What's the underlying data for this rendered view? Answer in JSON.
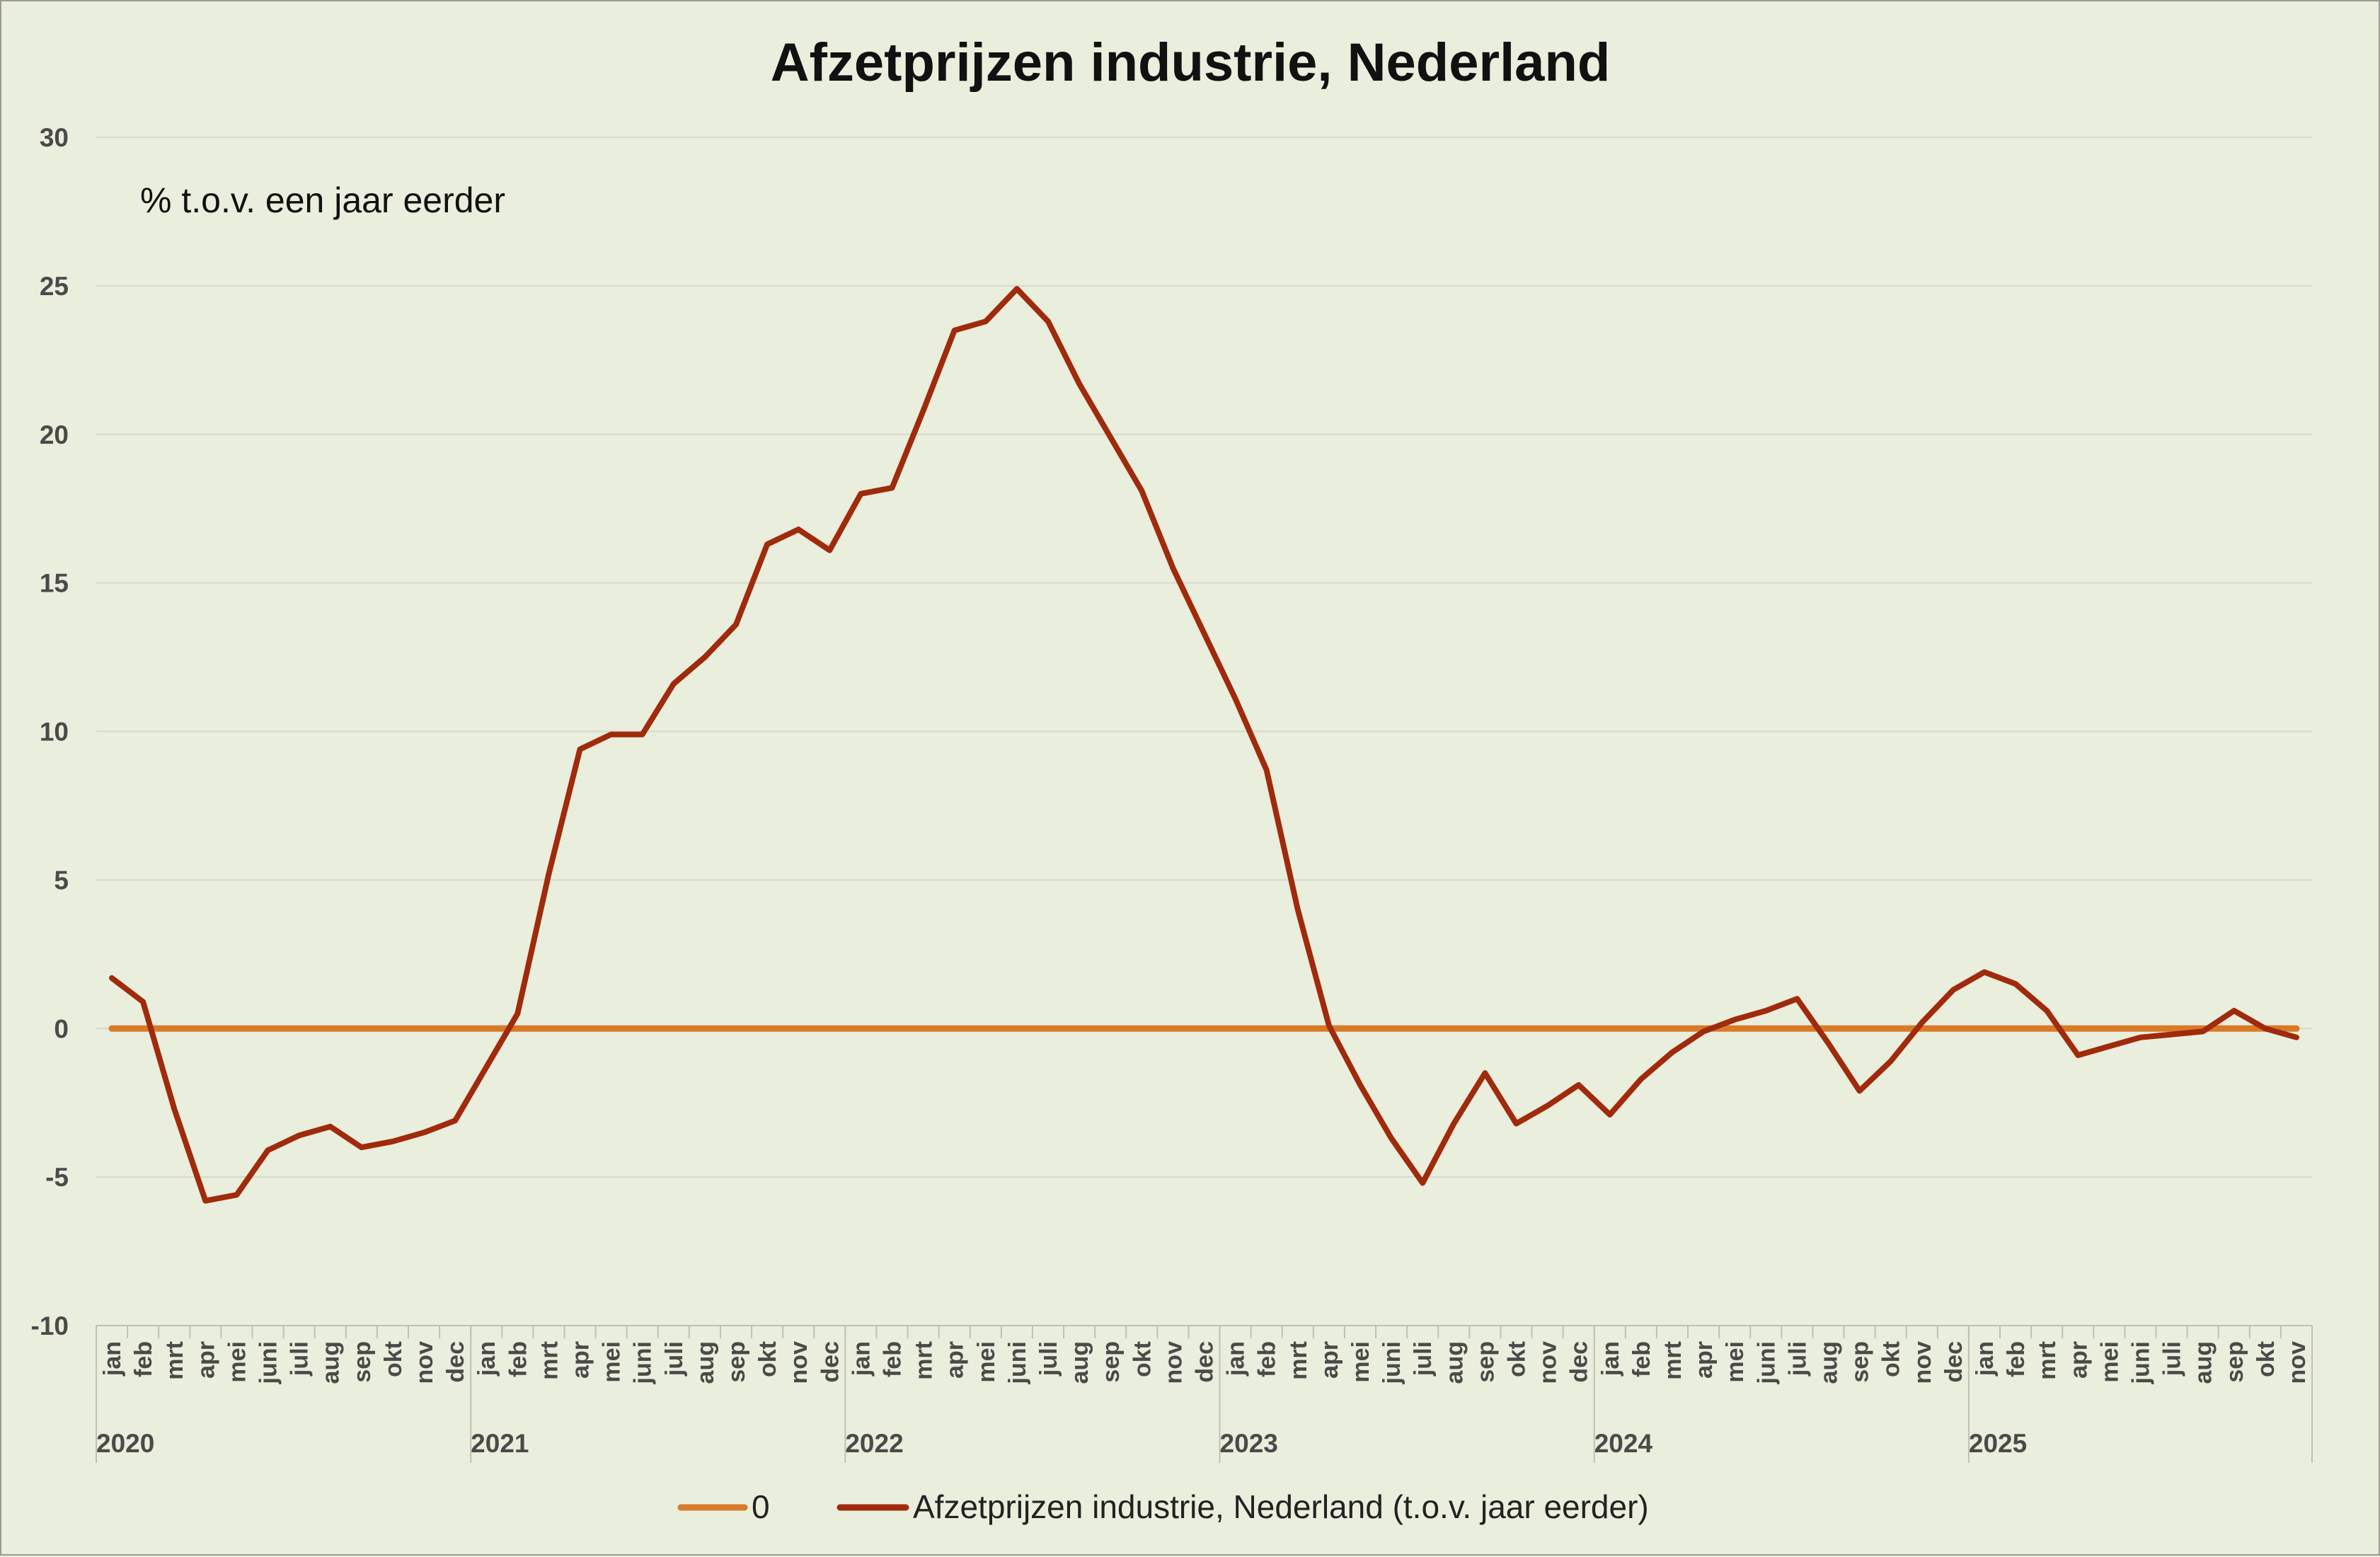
{
  "chart_data": {
    "type": "line",
    "title": "Afzetprijzen industrie, Nederland",
    "subtitle": "% t.o.v. een jaar eerder",
    "xlabel": "",
    "ylabel": "",
    "ylim": [
      -10,
      30
    ],
    "yticks": [
      -10,
      -5,
      0,
      5,
      10,
      15,
      20,
      25,
      30
    ],
    "grid": true,
    "legend_position": "bottom",
    "months": [
      "jan",
      "feb",
      "mrt",
      "apr",
      "mei",
      "juni",
      "juli",
      "aug",
      "sep",
      "okt",
      "nov",
      "dec"
    ],
    "years": [
      "2020",
      "2021",
      "2022",
      "2023",
      "2024",
      "2025"
    ],
    "categories_count": 71,
    "series": [
      {
        "name": "0",
        "color": "#d97a28",
        "values": [
          0,
          0,
          0,
          0,
          0,
          0,
          0,
          0,
          0,
          0,
          0,
          0,
          0,
          0,
          0,
          0,
          0,
          0,
          0,
          0,
          0,
          0,
          0,
          0,
          0,
          0,
          0,
          0,
          0,
          0,
          0,
          0,
          0,
          0,
          0,
          0,
          0,
          0,
          0,
          0,
          0,
          0,
          0,
          0,
          0,
          0,
          0,
          0,
          0,
          0,
          0,
          0,
          0,
          0,
          0,
          0,
          0,
          0,
          0,
          0,
          0,
          0,
          0,
          0,
          0,
          0,
          0,
          0,
          0,
          0,
          0
        ]
      },
      {
        "name": "Afzetprijzen industrie, Nederland (t.o.v. jaar eerder)",
        "color": "#a02a0c",
        "values": [
          1.7,
          0.9,
          -2.7,
          -5.8,
          -5.6,
          -4.1,
          -3.6,
          -3.3,
          -4.0,
          -3.8,
          -3.5,
          -3.1,
          -1.3,
          0.5,
          5.2,
          9.4,
          9.9,
          9.9,
          11.6,
          12.5,
          13.6,
          16.3,
          16.8,
          16.1,
          18.0,
          18.2,
          20.8,
          23.5,
          23.8,
          24.9,
          23.8,
          21.7,
          19.9,
          18.1,
          15.5,
          13.3,
          11.1,
          8.7,
          4.0,
          0.1,
          -1.9,
          -3.7,
          -5.2,
          -3.2,
          -1.5,
          -3.2,
          -2.6,
          -1.9,
          -2.9,
          -1.7,
          -0.8,
          -0.1,
          0.3,
          0.6,
          1.0,
          -0.5,
          -2.1,
          -1.1,
          0.2,
          1.3,
          1.9,
          1.5,
          0.6,
          -0.9,
          -0.6,
          -0.3,
          -0.2,
          -0.1,
          0.6,
          0.0,
          -0.3
        ]
      }
    ]
  }
}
..............................
Problem to work on: Take the data above and repeat it exactly, leaving each picture out.

Solution to the problem:
What's the underlying data for this rendered view? Answer in JSON.
{
  "chart_data": {
    "type": "line",
    "title": "Afzetprijzen industrie, Nederland",
    "subtitle": "% t.o.v. een jaar eerder",
    "xlabel": "",
    "ylabel": "",
    "ylim": [
      -10,
      30
    ],
    "yticks": [
      -10,
      -5,
      0,
      5,
      10,
      15,
      20,
      25,
      30
    ],
    "grid": true,
    "legend_position": "bottom",
    "months": [
      "jan",
      "feb",
      "mrt",
      "apr",
      "mei",
      "juni",
      "juli",
      "aug",
      "sep",
      "okt",
      "nov",
      "dec"
    ],
    "years": [
      "2020",
      "2021",
      "2022",
      "2023",
      "2024",
      "2025"
    ],
    "categories_count": 71,
    "series": [
      {
        "name": "0",
        "color": "#d97a28",
        "values": [
          0,
          0,
          0,
          0,
          0,
          0,
          0,
          0,
          0,
          0,
          0,
          0,
          0,
          0,
          0,
          0,
          0,
          0,
          0,
          0,
          0,
          0,
          0,
          0,
          0,
          0,
          0,
          0,
          0,
          0,
          0,
          0,
          0,
          0,
          0,
          0,
          0,
          0,
          0,
          0,
          0,
          0,
          0,
          0,
          0,
          0,
          0,
          0,
          0,
          0,
          0,
          0,
          0,
          0,
          0,
          0,
          0,
          0,
          0,
          0,
          0,
          0,
          0,
          0,
          0,
          0,
          0,
          0,
          0,
          0,
          0
        ]
      },
      {
        "name": "Afzetprijzen industrie, Nederland (t.o.v. jaar eerder)",
        "color": "#a02a0c",
        "values": [
          1.7,
          0.9,
          -2.7,
          -5.8,
          -5.6,
          -4.1,
          -3.6,
          -3.3,
          -4.0,
          -3.8,
          -3.5,
          -3.1,
          -1.3,
          0.5,
          5.2,
          9.4,
          9.9,
          9.9,
          11.6,
          12.5,
          13.6,
          16.3,
          16.8,
          16.1,
          18.0,
          18.2,
          20.8,
          23.5,
          23.8,
          24.9,
          23.8,
          21.7,
          19.9,
          18.1,
          15.5,
          13.3,
          11.1,
          8.7,
          4.0,
          0.1,
          -1.9,
          -3.7,
          -5.2,
          -3.2,
          -1.5,
          -3.2,
          -2.6,
          -1.9,
          -2.9,
          -1.7,
          -0.8,
          -0.1,
          0.3,
          0.6,
          1.0,
          -0.5,
          -2.1,
          -1.1,
          0.2,
          1.3,
          1.9,
          1.5,
          0.6,
          -0.9,
          -0.6,
          -0.3,
          -0.2,
          -0.1,
          0.6,
          0.0,
          -0.3
        ]
      }
    ]
  }
}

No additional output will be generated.